Collect from the data below each line with "count".

========

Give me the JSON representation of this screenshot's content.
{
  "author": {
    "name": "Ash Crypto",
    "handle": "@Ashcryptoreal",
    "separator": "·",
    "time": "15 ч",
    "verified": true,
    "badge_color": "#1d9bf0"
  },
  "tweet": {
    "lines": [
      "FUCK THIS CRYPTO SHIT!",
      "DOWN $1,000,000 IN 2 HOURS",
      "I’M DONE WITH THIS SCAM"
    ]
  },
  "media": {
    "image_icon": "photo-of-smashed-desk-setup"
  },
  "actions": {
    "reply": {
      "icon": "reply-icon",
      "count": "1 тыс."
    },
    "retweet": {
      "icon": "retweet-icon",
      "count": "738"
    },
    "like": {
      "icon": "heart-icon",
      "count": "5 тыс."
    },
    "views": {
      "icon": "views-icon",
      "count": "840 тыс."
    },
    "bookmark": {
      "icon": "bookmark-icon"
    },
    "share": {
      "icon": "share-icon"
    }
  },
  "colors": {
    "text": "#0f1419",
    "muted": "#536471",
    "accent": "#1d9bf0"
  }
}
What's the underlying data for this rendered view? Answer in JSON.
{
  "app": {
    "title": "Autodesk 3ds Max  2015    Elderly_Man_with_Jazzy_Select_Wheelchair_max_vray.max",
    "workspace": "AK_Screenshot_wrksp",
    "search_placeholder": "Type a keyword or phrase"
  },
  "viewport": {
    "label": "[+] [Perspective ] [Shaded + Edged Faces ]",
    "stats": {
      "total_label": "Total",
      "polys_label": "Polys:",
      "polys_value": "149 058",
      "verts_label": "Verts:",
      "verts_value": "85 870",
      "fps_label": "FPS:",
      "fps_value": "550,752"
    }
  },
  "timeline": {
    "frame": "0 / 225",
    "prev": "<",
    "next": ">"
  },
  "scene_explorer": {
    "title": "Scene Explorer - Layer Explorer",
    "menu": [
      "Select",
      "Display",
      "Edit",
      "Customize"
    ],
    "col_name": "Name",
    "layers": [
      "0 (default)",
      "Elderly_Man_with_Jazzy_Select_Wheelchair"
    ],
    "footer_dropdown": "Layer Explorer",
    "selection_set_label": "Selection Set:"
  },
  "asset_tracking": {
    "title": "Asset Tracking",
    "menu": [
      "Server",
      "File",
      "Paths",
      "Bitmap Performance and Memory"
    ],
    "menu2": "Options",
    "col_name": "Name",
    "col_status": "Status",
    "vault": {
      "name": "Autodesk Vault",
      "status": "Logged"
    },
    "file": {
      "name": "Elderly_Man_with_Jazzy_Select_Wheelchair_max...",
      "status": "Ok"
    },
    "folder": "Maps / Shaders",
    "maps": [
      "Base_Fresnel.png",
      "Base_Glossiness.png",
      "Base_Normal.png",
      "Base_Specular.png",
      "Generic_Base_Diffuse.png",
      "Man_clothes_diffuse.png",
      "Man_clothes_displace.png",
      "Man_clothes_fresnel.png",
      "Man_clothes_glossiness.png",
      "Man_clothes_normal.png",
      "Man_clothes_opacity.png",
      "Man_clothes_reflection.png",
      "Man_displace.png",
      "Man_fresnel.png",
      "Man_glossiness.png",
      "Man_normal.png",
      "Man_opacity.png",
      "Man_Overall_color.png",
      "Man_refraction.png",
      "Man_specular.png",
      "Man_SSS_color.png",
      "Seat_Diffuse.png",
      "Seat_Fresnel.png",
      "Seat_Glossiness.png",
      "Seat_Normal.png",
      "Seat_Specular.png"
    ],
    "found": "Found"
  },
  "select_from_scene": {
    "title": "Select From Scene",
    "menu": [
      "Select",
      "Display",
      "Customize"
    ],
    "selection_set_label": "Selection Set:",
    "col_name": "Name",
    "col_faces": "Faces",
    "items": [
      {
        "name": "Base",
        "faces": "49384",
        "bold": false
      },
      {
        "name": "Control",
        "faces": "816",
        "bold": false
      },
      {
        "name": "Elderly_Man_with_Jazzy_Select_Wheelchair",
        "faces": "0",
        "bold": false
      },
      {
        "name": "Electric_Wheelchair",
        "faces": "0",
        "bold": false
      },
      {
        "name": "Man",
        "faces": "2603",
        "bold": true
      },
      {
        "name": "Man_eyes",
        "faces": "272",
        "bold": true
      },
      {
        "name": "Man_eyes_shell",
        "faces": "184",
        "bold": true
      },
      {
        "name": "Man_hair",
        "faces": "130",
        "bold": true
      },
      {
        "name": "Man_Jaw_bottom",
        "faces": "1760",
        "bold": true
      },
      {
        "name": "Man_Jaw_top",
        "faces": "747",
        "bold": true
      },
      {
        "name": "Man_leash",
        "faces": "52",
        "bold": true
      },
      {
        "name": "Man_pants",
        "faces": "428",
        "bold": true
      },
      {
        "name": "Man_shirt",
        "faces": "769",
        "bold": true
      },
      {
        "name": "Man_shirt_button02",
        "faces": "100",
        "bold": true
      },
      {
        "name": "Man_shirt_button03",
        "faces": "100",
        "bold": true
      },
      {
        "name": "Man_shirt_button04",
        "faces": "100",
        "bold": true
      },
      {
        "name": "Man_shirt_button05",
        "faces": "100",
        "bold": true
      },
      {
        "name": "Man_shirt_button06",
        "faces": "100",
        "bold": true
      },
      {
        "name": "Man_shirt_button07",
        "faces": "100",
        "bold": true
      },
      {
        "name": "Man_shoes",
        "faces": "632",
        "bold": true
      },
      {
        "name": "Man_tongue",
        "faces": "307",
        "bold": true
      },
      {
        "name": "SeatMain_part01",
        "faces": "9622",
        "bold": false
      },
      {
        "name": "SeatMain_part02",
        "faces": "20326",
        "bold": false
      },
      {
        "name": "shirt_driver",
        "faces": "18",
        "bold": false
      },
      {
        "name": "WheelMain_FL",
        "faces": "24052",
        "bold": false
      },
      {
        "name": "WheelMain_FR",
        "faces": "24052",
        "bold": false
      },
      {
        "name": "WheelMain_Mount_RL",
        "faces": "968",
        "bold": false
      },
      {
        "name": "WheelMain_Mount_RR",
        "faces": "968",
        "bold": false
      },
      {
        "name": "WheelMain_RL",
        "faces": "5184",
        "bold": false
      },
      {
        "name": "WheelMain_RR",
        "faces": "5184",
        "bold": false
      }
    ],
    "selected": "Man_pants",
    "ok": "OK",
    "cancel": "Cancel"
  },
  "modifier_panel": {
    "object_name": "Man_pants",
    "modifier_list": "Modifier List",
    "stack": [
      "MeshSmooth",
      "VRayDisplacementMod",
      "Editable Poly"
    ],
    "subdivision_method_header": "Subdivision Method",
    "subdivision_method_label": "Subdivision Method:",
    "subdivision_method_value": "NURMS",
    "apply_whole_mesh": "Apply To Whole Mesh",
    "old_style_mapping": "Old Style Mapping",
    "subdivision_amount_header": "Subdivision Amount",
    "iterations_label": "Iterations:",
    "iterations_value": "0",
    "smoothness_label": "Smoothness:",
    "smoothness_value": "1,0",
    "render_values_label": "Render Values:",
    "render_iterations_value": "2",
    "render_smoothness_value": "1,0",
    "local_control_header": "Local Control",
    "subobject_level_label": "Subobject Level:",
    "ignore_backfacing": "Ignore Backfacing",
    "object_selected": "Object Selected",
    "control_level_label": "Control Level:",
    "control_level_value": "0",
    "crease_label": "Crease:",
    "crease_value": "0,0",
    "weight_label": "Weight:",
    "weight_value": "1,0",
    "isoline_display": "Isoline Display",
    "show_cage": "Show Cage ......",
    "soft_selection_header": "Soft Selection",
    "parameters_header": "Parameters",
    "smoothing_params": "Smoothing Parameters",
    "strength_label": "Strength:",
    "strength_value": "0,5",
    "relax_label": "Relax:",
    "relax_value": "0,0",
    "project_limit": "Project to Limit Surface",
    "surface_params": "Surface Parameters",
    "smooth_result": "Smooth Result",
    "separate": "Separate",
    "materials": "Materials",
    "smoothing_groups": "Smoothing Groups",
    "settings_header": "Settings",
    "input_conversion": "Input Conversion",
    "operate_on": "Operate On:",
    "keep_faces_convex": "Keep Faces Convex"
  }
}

========

- [Response]
      "count": "1 тыс."
      "count": "738"
      "count": "5 тыс."
      "count": "840 тыс."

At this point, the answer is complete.